* SOURCE EXTRACT:
◇ ◇ ◇
|Publication number||US5256098 A|
|Application number||US 07/833,189|
|Publication date||Oct 26, 1993|
|Filing date||Feb 10, 1992|
|Priority date||Feb 10, 1992|
|Also published as||WO1993015805A1|
|Publication number||07833189, 833189, US 5256098 A, US 5256098A, US-A-5256098, US5256098 A, US5256098A|
|Inventors||Robin K. Smith, Howard R. Stern|
|Original Assignee||Mattel, Inc.|
|Export Citation||BiBTeX, EndNote, RefMan|
|Patent Citations (17), Referenced by (7), Classifications (10), Legal Events (4)|
|External Links: USPTO, USPTO Assignment, Espacenet|
This invention relates generally to doll playsets and particularly to those using heartbeat simulation.
For many years, dolls have been created which are intended to simulate various activities of babies or young children. In addition, many dolls have been created which provide play patterns including various human functions such as eating, sleeping, crying and the like. An additional type of doll created to amuse and educate young children is that in which various physiological activities such as heartbeat or the like are simulated.
◇ ◇ ◇
* RECORDS SHOWN:
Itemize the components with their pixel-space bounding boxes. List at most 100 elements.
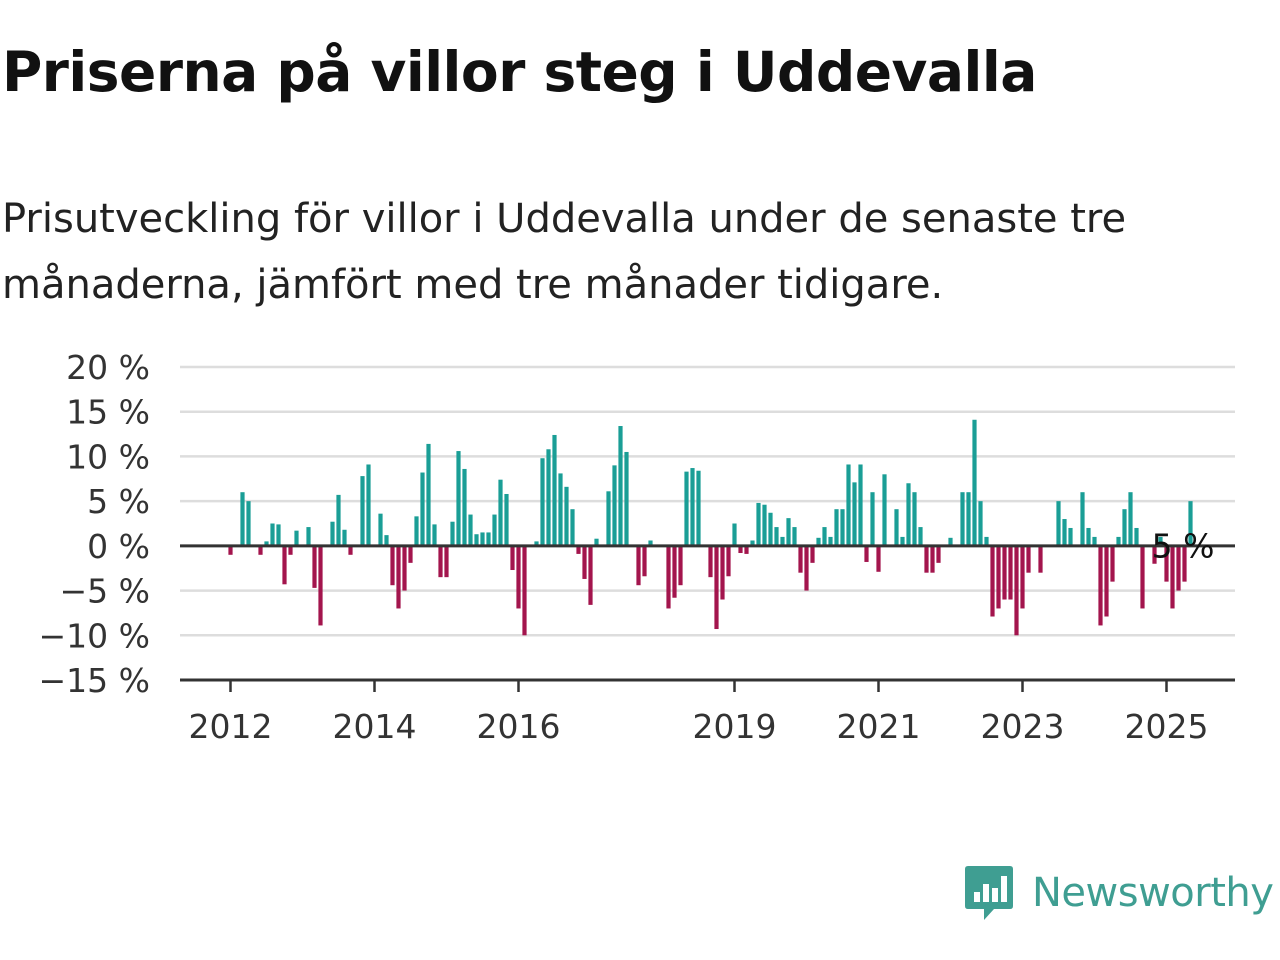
◇ ◇ ◇
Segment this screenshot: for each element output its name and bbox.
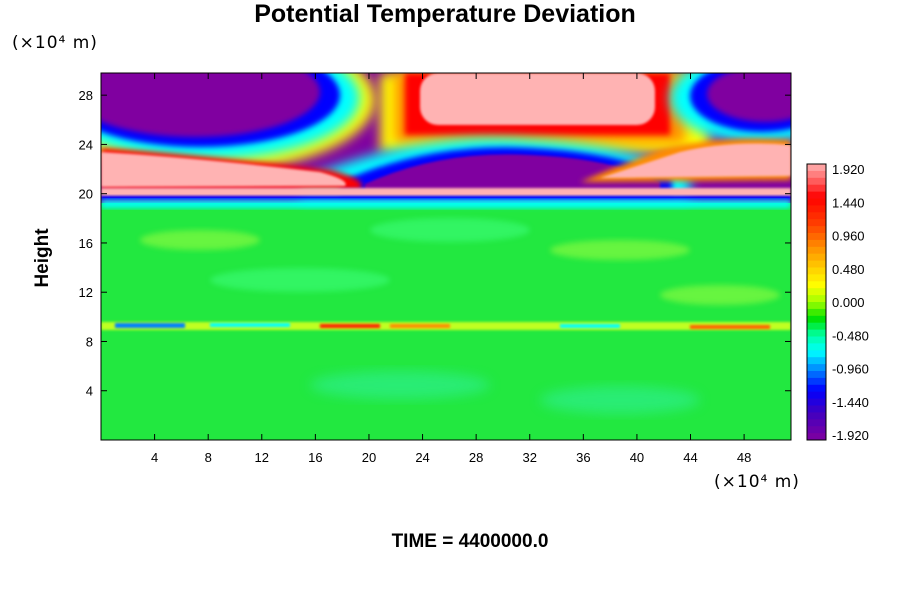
◇ ◇ ◇
* GOAL: Carry the heartbeat doll patent description forward, picking up after its last sentence.

* EXPECTED OUTPUT:
For example, U.S. Pat. No. 4,155,196 issued to Bollinger, et al. sets forth a PLAY METHOD AND APPARATUS FOR PRODUCING A HEARTBEAT-LIKE SOUND in which a toy stethoscope includes a probe containing therein a normally open reed switch which is closed to produce a heartbeat-like sound when the probe is near a magnet embedded within the doll body.
U.S. Pat. No. 4,605,380 issued to Camm, et al. sets forth a HEARTBEAT DOLL having a solenoid activated mechanism driven by a pulse generator which cause a plunger to strike the inner chest wall of the doll and produce a simulated heartbeat. In an alternate embodiment, a temperature sensor is mounted on a surface portion of the doll to control the pulse rate generator.
U.S. Pat. No. 4,166,337 issued to Kosicki, et al. sets forth a DOLL WITH HEARTBEAT SIMULATOR having a hollow cavity within the doll body which supports a motor driven plunger. A sounding cavity within the doll body supports a diaphragm coupled to the motor driven plunger such that the diaphragm is moved under the urging of the plunger motion to provide the simulation of heartbeat movement and sound.
U.S. Pat. No. 3,137,092 issued to Salerno sets forth a MECHANISM FOR SIMULATING SOUNDS AND VIBRATIONS OF A HEARTBEAT in which a housing supports a motor driven cogged wheel together with a pair of pivotally mounted sounding arms. The cogged wheels pivots the arms as the cogs move past the end portions of the arms. A return spring causes the displaced arms to return rapidly against a sound element to produce a heartbeat sound.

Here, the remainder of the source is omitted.